* Request
Write the data out again exactly, dropping any images it holds.

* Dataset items
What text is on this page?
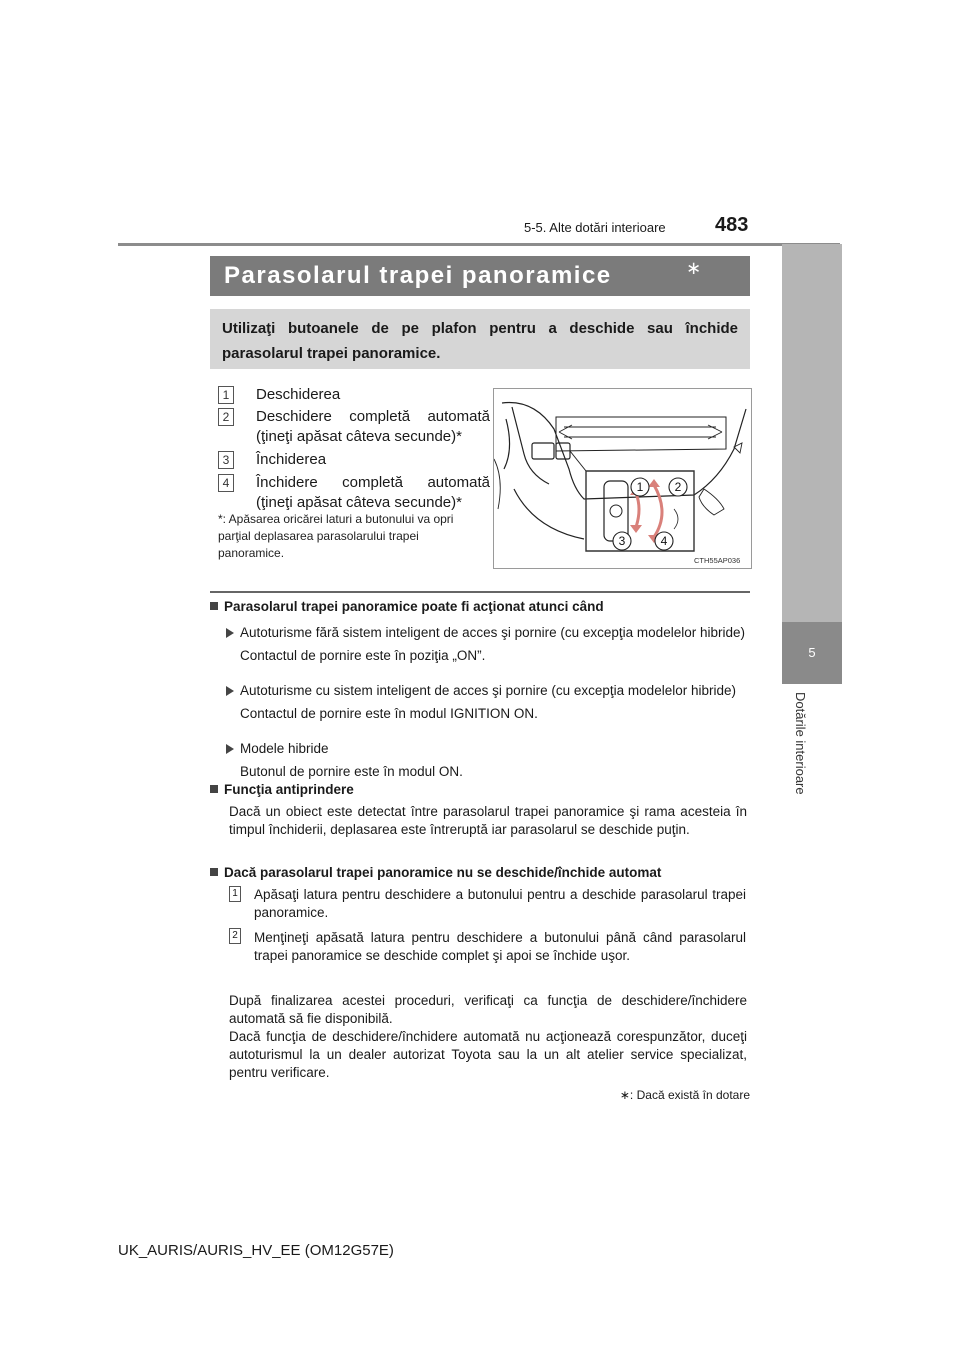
5-5. Alte dotări interioare 483
5
Dotările interioare
Parasolarul trapei panoramice	∗
Utilizaţi butoanele de pe plafon pentru a deschide sau închide parasolarul trapei panoramice.
1	Deschiderea
2	Deschidere completă automată (ţineţi apăsat câteva secunde)*
3	Închiderea
4	Închidere completă automată (ţineţi apăsat câteva secunde)*
*: Apăsarea oricărei laturi a butonului va opri parţial deplasarea parasolarului trapei panoramice.
1	2
3	4
CTH55AP036
Parasolarul trapei panoramice poate fi acţionat atunci când
Autoturisme fără sistem inteligent de acces şi pornire (cu excepţia modelelor hibride)
Contactul de pornire este în poziţia „ON”.
Autoturisme cu sistem inteligent de acces şi pornire (cu excepţia modelelor hibride)
Contactul de pornire este în modul IGNITION ON.
Modele hibride
Butonul de pornire este în modul ON.
Funcţia antiprindere
Dacă un obiect este detectat între parasolarul trapei panoramice şi rama acesteia în timpul închiderii, deplasarea este întreruptă iar parasolarul se deschide puţin.
Dacă parasolarul trapei panoramice nu se deschide/închide automat
1 Apăsaţi latura pentru deschidere a butonului pentru a deschide parasolarul trapei panoramice.
2 Menţineţi apăsată latura pentru deschidere a butonului până când parasolarul trapei panoramice se deschide complet şi apoi se închide uşor.
După finalizarea acestei proceduri, verificaţi ca funcţia de deschidere/închidere automată să fie disponibilă.
Dacă funcţia de deschidere/închidere automată nu acţionează corespunzător, duceţi autoturismul la un dealer autorizat Toyota sau la un alt atelier service specializat, pentru verificare.
∗: Dacă există în dotare
UK_AURIS/AURIS_HV_EE (OM12G57E)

* Reply to the task
What text is on this page?
5-5. Alte dotări interioare 483
5
Dotările interioare
Parasolarul trapei panoramice	∗
Utilizaţi butoanele de pe plafon pentru a deschide sau închide parasolarul trapei panoramice.
1	Deschiderea
2	Deschidere completă automată (ţineţi apăsat câteva secunde)*
3	Închiderea
4	Închidere completă automată (ţineţi apăsat câteva secunde)*
*: Apăsarea oricărei laturi a butonului va opri parţial deplasarea parasolarului trapei panoramice.
1	2
3	4
CTH55AP036
Parasolarul trapei panoramice poate fi acţionat atunci când
Autoturisme fără sistem inteligent de acces şi pornire (cu excepţia modelelor hibride)
Contactul de pornire este în poziţia „ON”.
Autoturisme cu sistem inteligent de acces şi pornire (cu excepţia modelelor hibride)
Contactul de pornire este în modul IGNITION ON.
Modele hibride
Butonul de pornire este în modul ON.
Funcţia antiprindere
Dacă un obiect este detectat între parasolarul trapei panoramice şi rama acesteia în timpul închiderii, deplasarea este întreruptă iar parasolarul se deschide puţin.
Dacă parasolarul trapei panoramice nu se deschide/închide automat
1 Apăsaţi latura pentru deschidere a butonului pentru a deschide parasolarul trapei panoramice.
2 Menţineţi apăsată latura pentru deschidere a butonului până când parasolarul trapei panoramice se deschide complet şi apoi se închide uşor.
După finalizarea acestei proceduri, verificaţi ca funcţia de deschidere/închidere automată să fie disponibilă.
Dacă funcţia de deschidere/închidere automată nu acţionează corespunzător, duceţi autoturismul la un dealer autorizat Toyota sau la un alt atelier service specializat, pentru verificare.
∗: Dacă există în dotare
UK_AURIS/AURIS_HV_EE (OM12G57E)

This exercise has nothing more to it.